TEKS BACAAN ▸
● ● ● ● ●

Permasalahan serius memengaruhi banyak individu di Indonesia akibat Kekerasan Berbasis Gender Yang Difasilitasi Teknologi (TFGBV). Khususnya ketika konteks kehadiran digital semakin meluas.
TFGBV tidak hanya terbatas pada kekerasan dalam jaringan atau online tetapi juga berpotensi meluas ke kekerasan di luar jaringan atau offline. Hal ini tertuang dalam studi multi negara oleh Rutgers “Decoding Technology Facilitated Gender-Nased Violence – A Multi Country Study of The Nature of TFGBV and The Effectiveness of Interventions” (Teknologi Penguraian Kode Memfasilitasi Kekerasan Berbasis Gender – Sebuah Studi Multi Negara Tentang Sifat TFGBV dan Efektivitas Intervensinya).
Temuan studi menyatakan hal ini terjadi pada kasus-kasus pelecehan seksual dan penganiayaan berbasis digital. Studi melibatkan sejumlah negara antara lain Uganda, Jordan, Rwanda, Lebanon, Afrika Selatan, dan Indonesia. Studi ini rilis pada Sesi Komisi Dewan Hak Asasi Manusia di Jenewa pada 27 Juni 2024 lalu.
Meskipun Indonesia memiliki kerangka hukum yang mencakup beberapa aspek TFGBV, tetapi ada kesenjangan signifikan dalam penerapan dan perlindungan terhadap korban.
Berdasarkan rilis yang diterima Prohealth.id, studi ini menyoroti adanya pemaksaan peran gender dalam konteks budaya patriarki. Kondisi inilah yang secara sosial menjadi pendorong utama dari TFGBV di Indonesia. Pandangan ini tercermin dalam kasus-kasus di mana korban TFGBV, terutama perempuan, seringkali mengalami kesulitan dalam melaporkan kasus mereka. Alasannya, karena takut menjadi sasaran kriminalisasi oleh hukum yang seharusnya melindungi mereka.

● ● ● ● ●

(Cuplikan dari sebuah dataset)

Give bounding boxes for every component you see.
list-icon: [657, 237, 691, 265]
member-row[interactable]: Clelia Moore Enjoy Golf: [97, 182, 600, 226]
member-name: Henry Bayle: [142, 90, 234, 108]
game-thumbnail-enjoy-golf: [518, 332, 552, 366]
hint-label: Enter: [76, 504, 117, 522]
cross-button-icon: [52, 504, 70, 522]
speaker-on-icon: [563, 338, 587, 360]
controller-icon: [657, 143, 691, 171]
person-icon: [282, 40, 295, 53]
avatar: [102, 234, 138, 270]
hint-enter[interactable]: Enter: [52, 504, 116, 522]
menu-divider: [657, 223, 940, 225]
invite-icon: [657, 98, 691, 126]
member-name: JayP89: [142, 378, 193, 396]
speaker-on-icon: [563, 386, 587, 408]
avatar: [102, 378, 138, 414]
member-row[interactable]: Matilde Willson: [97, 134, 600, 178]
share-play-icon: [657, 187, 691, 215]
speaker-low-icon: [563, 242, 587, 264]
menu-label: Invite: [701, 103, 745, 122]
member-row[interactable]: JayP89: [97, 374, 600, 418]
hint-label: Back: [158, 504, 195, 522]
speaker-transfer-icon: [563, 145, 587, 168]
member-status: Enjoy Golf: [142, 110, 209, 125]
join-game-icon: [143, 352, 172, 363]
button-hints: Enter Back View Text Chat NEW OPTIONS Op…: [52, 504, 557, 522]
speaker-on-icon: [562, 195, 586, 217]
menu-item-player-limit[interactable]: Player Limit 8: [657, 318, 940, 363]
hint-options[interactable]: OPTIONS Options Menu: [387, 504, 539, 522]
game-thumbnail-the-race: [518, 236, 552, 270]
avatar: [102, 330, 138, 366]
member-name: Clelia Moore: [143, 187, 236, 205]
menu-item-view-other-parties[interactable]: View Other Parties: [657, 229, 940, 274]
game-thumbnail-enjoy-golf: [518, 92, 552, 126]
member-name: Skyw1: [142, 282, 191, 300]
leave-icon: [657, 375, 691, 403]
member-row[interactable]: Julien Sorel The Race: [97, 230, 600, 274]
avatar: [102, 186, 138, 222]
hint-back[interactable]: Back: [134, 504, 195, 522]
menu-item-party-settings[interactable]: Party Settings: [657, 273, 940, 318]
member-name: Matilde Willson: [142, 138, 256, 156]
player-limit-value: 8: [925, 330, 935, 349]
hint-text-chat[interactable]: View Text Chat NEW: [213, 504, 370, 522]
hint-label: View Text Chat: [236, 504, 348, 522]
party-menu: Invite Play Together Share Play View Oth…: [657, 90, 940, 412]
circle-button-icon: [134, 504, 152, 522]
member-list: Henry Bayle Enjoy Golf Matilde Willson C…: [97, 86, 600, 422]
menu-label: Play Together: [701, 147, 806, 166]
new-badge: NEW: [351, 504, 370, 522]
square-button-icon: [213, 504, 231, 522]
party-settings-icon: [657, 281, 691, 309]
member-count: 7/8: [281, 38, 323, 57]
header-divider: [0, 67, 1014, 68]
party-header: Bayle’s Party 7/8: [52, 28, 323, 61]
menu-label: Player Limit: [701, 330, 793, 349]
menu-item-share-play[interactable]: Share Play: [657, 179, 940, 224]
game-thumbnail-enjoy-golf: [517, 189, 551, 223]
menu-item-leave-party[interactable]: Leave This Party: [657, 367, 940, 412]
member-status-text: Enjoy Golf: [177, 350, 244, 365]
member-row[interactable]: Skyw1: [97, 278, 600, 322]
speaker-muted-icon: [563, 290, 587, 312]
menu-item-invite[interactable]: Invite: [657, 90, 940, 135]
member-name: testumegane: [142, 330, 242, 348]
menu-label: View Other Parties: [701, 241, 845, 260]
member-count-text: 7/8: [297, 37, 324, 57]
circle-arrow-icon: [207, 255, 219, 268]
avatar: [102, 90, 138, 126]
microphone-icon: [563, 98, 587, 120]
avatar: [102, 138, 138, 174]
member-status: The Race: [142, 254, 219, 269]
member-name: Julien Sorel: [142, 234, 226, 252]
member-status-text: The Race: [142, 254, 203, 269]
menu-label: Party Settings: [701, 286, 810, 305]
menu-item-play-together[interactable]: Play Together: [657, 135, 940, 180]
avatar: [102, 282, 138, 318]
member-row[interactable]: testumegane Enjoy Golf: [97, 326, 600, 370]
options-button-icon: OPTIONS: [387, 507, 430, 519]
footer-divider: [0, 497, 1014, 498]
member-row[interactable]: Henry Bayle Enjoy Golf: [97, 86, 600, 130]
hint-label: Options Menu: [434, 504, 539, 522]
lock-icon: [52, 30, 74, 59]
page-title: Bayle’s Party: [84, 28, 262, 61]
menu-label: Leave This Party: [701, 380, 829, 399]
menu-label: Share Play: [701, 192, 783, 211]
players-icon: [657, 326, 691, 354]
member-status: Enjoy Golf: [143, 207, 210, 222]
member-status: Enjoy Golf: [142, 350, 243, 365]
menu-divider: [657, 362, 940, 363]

● ● ● ● ●

KETENTUAN LATIHAN ▸
a) Tentukan apakah setiap pernyataan berikut sesuai dengan teks tentang kekerasan berbasis gender yang difasilitasi teknologi. Jawab ya atau tidak, lalu kutip kata-kata penentunya dari teks.
(i) Studi tersebut dirilis di Jenewa pada 27 Juni 2024.
(ii) Indonesia sama sekali tidak memiliki kerangka hukum yang berkaitan dengan TFGBV.
(iii) Korban TFGBV, terutama perempuan, mudah melaporkan kasus mereka.
b) Teruskan teks tentang kekerasan berbasis gender yang difasilitasi teknologi mulai dari kalimat sesudah kalimat terakhirnya.

JAWABAN BERNOMOR ▸
a)
(i) Ya: "Studi ini rilis pada Sesi Komisi Dewan Hak Asasi Manusia di Jenewa pada 27 Juni 2024 lalu."
(ii) Tidak: "Meskipun Indonesia memiliki kerangka hukum yang mencakup beberapa aspek TFGBV"
(iii) Tidak: "korban TFGBV, terutama perempuan, seringkali mengalami kesulitan dalam melaporkan kasus mereka."

b)
Proyek Manajer Generation Gender Yayasan Gemilang Sehat Indonesia Nani Vindanita mengungkapkan bahwa studi multi-negara ini menyoroti bahwa TFGBV tidak hanya terbatas pada ruang digital. Studi ini juga menyebabkan dampak psikologis dan sosial yang luas bagi individu dan masyarakat secara keseluruhan.
“Kesimpulan dari penelitian ini termasuk menggarisbawahi perlunya langkah-langkah konkret untuk melindungi korban TFGBV dan meningkatkan kesadaran akan bentuk-bentuk kekerasan ini di Indonesia,” lanjutnya.
Organisasi masyarakat sipil (CSO) di Indonesia, seperti SAFENet, memainkan peran penting dalam menyediakan panduan dan dukungan bagi korban TFGBV. Mereka tidak hanya bekerja untuk meningkatkan kesadaran masyarakat tentang TFGBV. Juga mengadvokasi reformasi legislatif guna memperbaiki perlindungan hukum bagi korban.
Namun, minimnya pengetahuan tentang undang-undang yang ada di kalangan penegak hukum mengakibatkan kurangnya respon yang tepat terhadap kasus-kasus TFGBV.
Periode COVID-19 telah mendorong peningkatan penggunaan alat teknologi digital dan sosial media di kalangan anak dan remaja. Hal ini mengakibatkan mereka lebih rentan terhadap TFGBV seperti pelecehan seksual anak secara online dan cyberbullying. Oleh karena itu perlu pengawasan dan perlindungan yang lebih baik terhadap generasi muda dalam menggunakan teknologi digital.
Perlu segera mengambil langkah-langkah strategis untuk mengatasi permasalahan TFGBV di Indonesia. Termasuk peningkatan kesadaran masyarakat tentang bentuk-bentuk TFGBV, advokasi untuk reformasi hukum yang lebih melindungi, peningkatan kapasitas penegak hukum dalam menangani kasus-kasus TFGBV, dan kolaborasi yang lebih erat antara pemerintah, CSO, dan sektor swasta untuk menghasilkan respons yang lebih efektif terhadap permasalahan ini.
“Perlindungan hukum yang konsisten dan peningkatan kapasitas penegak hukum dalam menangani kasus-kasus TFGBV adalah kunci untuk memastikan keadilan bagi korban dalam sistem hukum Indonesia,” kata Nani.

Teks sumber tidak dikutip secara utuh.